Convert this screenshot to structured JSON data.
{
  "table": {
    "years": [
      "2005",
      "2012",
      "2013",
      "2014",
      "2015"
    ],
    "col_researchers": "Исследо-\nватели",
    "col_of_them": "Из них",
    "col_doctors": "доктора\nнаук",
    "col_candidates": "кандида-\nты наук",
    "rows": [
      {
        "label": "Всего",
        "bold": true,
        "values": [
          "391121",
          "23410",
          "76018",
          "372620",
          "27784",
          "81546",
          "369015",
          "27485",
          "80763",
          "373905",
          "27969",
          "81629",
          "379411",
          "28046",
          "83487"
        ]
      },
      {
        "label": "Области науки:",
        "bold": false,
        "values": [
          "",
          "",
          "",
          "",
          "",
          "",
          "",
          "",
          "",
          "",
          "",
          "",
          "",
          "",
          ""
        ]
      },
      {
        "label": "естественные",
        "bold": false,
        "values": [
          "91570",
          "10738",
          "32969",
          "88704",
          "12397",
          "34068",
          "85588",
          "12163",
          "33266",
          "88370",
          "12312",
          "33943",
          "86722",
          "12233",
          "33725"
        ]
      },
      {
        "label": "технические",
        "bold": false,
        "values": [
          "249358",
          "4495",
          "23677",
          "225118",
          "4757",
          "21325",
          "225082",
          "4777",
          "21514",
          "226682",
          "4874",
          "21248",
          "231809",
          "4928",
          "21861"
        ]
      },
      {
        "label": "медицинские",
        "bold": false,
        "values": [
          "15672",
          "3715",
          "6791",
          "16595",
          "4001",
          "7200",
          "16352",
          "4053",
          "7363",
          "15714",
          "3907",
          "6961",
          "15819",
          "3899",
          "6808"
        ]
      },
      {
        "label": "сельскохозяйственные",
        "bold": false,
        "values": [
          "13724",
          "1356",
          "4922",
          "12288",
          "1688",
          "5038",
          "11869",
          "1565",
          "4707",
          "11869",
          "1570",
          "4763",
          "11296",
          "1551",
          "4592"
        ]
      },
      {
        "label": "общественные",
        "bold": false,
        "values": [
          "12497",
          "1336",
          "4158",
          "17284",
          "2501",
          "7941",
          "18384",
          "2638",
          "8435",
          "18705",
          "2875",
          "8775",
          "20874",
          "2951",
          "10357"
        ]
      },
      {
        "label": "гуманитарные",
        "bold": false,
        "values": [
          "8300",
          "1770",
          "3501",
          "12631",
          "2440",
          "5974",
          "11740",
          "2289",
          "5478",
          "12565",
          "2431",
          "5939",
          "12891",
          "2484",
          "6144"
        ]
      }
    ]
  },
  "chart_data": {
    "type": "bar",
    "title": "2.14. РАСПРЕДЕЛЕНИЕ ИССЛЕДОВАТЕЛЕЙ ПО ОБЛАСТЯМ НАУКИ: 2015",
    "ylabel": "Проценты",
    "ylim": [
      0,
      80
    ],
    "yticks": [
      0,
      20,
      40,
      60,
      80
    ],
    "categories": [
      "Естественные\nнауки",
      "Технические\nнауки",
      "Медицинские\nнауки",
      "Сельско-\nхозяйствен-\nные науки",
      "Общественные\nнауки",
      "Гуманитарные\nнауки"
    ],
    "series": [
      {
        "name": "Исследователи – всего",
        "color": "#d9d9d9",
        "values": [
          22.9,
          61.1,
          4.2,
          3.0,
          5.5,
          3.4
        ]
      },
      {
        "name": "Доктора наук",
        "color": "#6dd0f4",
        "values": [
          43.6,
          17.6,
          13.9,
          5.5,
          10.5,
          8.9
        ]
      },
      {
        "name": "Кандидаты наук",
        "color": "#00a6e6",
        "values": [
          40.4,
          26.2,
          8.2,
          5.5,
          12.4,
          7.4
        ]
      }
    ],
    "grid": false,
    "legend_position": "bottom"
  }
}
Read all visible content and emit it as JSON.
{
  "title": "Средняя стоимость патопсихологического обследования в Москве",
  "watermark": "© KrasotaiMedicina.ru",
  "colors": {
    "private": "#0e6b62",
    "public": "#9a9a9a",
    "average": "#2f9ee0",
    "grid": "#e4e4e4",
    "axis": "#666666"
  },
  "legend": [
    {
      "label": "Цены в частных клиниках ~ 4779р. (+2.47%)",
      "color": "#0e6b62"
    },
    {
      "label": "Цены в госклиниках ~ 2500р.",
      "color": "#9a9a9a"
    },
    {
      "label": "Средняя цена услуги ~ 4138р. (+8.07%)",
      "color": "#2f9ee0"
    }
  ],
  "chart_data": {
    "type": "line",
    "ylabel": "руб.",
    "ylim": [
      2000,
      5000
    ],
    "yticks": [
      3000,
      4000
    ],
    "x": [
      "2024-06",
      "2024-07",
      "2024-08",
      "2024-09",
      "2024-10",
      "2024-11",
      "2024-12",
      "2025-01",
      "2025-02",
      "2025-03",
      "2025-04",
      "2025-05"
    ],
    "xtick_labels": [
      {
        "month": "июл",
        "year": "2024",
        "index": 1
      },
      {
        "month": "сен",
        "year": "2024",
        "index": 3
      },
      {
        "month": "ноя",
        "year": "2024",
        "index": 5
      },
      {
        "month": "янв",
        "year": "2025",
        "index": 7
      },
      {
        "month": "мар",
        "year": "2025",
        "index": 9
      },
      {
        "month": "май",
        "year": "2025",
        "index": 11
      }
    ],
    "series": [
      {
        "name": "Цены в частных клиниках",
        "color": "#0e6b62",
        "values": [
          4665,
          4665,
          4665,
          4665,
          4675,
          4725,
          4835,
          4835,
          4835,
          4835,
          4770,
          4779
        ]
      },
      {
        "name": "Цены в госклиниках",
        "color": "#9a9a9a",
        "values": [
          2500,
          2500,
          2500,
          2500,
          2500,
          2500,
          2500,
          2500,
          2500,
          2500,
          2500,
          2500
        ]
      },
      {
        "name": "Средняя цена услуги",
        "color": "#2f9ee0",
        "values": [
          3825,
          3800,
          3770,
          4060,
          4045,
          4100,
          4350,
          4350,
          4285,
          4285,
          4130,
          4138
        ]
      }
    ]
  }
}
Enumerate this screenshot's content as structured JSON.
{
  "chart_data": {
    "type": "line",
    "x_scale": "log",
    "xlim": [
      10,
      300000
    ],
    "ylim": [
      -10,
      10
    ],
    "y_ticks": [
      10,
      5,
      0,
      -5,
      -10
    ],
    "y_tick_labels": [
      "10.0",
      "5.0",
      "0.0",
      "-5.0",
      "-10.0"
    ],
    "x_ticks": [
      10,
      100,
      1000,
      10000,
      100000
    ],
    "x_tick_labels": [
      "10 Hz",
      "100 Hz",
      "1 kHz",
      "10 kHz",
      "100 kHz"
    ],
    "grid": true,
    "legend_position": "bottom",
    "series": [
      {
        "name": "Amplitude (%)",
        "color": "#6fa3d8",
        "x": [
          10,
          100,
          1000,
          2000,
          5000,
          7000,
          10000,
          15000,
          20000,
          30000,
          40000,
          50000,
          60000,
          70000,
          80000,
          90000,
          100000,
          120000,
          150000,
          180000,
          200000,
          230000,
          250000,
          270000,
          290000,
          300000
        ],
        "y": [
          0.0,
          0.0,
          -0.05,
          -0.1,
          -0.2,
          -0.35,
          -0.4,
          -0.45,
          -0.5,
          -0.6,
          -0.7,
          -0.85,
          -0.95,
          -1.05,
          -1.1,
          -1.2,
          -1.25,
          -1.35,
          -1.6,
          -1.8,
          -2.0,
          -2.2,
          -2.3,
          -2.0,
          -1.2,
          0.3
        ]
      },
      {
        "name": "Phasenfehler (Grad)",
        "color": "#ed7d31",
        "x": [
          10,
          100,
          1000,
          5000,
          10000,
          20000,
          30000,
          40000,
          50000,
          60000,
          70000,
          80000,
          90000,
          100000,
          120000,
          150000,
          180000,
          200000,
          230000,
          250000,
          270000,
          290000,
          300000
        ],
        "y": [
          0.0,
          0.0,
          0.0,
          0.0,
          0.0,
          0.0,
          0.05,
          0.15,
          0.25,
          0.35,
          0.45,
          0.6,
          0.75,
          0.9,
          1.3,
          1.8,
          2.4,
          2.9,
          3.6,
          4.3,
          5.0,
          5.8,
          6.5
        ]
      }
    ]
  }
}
━━━
Copy all lines of the listing above that contain the string "this".

### Response
Convert this screenshot to structured JSON data.
Enumerate this screenshot's content as structured JSON.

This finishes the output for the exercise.